# [WHAT THIS TASK INVOLVES]
Find and copy every line in the records that includes the string "결정합니다".

++++ ENTRIES SHOWN

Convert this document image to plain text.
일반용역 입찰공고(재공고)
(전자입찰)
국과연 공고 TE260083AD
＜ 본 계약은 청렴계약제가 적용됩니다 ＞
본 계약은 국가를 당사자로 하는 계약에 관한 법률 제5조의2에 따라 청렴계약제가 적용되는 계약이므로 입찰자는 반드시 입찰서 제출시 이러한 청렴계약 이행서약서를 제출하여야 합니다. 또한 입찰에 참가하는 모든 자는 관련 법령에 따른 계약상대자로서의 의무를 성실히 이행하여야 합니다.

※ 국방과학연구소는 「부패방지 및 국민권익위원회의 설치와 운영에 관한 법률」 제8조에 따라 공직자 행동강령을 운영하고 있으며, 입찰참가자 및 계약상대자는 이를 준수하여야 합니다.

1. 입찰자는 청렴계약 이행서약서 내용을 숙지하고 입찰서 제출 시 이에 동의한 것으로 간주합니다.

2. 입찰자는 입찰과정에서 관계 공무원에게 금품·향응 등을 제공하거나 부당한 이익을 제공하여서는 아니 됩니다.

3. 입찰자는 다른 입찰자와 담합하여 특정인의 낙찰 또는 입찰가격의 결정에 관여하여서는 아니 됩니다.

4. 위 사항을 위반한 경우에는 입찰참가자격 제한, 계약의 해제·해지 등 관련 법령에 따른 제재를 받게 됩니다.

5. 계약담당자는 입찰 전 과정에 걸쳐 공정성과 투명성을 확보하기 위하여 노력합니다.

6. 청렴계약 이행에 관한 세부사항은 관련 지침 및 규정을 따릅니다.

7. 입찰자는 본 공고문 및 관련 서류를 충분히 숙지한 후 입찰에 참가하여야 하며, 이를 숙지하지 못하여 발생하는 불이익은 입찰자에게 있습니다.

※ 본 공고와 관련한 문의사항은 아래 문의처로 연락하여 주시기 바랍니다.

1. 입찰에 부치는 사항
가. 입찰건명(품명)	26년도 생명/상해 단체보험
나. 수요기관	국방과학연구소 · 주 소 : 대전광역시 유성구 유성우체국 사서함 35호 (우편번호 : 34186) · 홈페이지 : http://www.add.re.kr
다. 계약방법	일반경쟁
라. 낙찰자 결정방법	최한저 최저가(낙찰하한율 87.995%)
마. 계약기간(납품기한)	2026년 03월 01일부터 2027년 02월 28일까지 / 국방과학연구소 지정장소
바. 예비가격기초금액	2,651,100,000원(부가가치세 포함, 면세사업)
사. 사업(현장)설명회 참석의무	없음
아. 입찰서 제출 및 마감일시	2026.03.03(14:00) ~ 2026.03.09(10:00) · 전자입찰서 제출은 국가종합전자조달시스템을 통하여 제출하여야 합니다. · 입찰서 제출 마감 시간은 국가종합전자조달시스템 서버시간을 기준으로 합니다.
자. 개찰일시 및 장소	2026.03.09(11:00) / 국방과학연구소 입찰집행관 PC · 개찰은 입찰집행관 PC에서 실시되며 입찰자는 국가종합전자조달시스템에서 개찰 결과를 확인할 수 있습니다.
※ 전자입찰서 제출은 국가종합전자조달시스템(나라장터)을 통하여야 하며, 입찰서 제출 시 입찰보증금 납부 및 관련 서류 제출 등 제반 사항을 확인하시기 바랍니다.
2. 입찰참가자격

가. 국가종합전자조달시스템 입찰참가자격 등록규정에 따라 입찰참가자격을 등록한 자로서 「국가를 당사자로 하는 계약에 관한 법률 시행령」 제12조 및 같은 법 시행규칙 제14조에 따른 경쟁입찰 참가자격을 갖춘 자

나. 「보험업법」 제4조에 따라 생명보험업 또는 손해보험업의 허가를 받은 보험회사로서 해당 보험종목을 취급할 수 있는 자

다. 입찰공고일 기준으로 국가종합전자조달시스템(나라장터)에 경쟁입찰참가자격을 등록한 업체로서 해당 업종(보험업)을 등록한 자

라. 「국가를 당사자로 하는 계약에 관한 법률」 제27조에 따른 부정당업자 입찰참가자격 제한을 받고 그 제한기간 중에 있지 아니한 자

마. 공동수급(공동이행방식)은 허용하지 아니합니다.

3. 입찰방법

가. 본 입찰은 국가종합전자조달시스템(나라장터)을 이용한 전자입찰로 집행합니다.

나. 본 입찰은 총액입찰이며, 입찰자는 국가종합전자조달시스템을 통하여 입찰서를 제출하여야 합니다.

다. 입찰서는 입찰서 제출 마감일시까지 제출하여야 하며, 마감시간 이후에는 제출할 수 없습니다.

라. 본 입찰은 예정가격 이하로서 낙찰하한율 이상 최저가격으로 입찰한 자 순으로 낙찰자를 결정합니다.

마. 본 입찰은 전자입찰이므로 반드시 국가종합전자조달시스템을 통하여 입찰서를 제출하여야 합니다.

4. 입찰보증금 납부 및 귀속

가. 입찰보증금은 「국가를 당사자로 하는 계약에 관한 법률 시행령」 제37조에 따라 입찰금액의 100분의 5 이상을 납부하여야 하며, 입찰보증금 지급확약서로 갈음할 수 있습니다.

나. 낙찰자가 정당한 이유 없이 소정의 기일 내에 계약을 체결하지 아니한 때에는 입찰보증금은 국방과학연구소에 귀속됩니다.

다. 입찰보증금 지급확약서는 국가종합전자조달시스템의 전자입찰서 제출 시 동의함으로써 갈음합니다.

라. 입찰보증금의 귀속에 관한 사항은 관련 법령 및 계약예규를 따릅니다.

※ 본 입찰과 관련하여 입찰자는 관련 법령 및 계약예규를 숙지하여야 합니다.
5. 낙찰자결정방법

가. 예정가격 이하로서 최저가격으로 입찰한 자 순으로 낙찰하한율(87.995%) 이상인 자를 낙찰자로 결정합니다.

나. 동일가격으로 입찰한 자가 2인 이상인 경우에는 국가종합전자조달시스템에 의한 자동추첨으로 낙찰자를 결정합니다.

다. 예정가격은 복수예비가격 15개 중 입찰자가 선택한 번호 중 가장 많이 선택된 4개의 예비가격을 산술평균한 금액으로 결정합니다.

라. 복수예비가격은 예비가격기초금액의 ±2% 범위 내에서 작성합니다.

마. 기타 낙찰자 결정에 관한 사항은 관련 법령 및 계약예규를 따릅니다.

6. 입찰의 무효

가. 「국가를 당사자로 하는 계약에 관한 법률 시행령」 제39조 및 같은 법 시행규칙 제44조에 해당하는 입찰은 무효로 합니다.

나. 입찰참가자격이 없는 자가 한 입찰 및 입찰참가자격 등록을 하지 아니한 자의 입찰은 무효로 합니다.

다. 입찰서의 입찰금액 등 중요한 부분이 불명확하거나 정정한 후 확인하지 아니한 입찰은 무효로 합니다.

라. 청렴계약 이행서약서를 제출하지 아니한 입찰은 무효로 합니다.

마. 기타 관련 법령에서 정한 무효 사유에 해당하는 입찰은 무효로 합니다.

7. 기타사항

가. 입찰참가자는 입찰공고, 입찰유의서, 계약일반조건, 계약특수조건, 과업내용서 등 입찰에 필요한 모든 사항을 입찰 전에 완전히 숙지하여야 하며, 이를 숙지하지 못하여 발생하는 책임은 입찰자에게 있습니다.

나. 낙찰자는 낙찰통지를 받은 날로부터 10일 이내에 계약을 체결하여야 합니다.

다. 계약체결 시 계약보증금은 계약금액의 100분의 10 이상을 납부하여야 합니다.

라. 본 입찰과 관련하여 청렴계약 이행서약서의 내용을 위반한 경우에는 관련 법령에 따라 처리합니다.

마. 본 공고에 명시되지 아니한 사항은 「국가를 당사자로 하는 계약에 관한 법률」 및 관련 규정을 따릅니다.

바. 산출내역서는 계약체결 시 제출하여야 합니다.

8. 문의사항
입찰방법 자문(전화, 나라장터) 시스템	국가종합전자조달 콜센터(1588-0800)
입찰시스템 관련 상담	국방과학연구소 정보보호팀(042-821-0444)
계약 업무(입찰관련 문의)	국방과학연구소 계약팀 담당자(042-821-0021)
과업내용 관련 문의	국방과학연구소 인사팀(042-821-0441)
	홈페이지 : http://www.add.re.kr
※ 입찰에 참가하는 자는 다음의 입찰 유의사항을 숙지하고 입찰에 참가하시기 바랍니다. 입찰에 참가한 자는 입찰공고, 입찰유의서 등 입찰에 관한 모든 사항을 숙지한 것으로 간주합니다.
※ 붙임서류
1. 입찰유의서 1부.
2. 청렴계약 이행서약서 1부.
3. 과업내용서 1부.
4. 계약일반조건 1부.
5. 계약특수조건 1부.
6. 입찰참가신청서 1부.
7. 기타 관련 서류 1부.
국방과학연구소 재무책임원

++++++++

# [ANSWER FOR THIS EXERCISE]
라. 본 입찰은 예정가격 이하로서 낙찰하한율 이상 최저가격으로 입찰한 자 순으로 낙찰자를 결정합니다.
가. 예정가격 이하로서 최저가격으로 입찰한 자 순으로 낙찰하한율(87.995%) 이상인 자를 낙찰자로 결정합니다.
나. 동일가격으로 입찰한 자가 2인 이상인 경우에는 국가종합전자조달시스템에 의한 자동추첨으로 낙찰자를 결정합니다.
다. 예정가격은 복수예비가격 15개 중 입찰자가 선택한 번호 중 가장 많이 선택된 4개의 예비가격을 산술평균한 금액으로 결정합니다.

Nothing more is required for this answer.